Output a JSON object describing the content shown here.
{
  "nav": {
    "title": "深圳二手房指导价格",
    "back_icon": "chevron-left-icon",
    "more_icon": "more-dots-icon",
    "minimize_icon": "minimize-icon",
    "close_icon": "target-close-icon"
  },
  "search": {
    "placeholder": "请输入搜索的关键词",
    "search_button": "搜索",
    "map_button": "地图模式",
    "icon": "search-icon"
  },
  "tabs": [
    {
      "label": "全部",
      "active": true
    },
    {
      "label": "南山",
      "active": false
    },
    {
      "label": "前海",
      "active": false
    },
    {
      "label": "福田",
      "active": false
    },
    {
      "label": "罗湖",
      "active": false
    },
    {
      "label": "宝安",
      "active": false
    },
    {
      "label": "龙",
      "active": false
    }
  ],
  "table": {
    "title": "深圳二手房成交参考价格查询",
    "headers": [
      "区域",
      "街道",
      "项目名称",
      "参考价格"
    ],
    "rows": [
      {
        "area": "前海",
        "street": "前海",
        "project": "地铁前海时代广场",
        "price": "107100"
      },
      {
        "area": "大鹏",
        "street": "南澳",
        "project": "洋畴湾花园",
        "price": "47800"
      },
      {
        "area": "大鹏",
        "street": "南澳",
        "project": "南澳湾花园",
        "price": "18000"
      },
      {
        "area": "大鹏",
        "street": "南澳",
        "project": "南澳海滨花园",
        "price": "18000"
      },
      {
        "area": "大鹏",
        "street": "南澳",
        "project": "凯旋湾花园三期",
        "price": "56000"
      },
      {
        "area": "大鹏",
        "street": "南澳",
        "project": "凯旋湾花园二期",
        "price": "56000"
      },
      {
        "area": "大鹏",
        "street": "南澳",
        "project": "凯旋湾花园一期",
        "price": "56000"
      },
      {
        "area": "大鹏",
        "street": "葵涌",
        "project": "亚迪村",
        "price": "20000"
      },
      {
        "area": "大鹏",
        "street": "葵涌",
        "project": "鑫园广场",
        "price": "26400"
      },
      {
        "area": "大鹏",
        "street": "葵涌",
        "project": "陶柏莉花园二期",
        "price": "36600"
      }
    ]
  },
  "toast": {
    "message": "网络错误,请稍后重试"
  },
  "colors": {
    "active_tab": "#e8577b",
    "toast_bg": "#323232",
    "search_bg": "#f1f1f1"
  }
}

#### PROBLEM REQUIREMENTS:
Scan the listing above and copy all lines containing the word "price".

#### SOLUTION:
        "price": "107100"
        "price": "47800"
        "price": "18000"
        "price": "18000"
        "price": "56000"
        "price": "56000"
        "price": "56000"
        "price": "20000"
        "price": "26400"
        "price": "36600"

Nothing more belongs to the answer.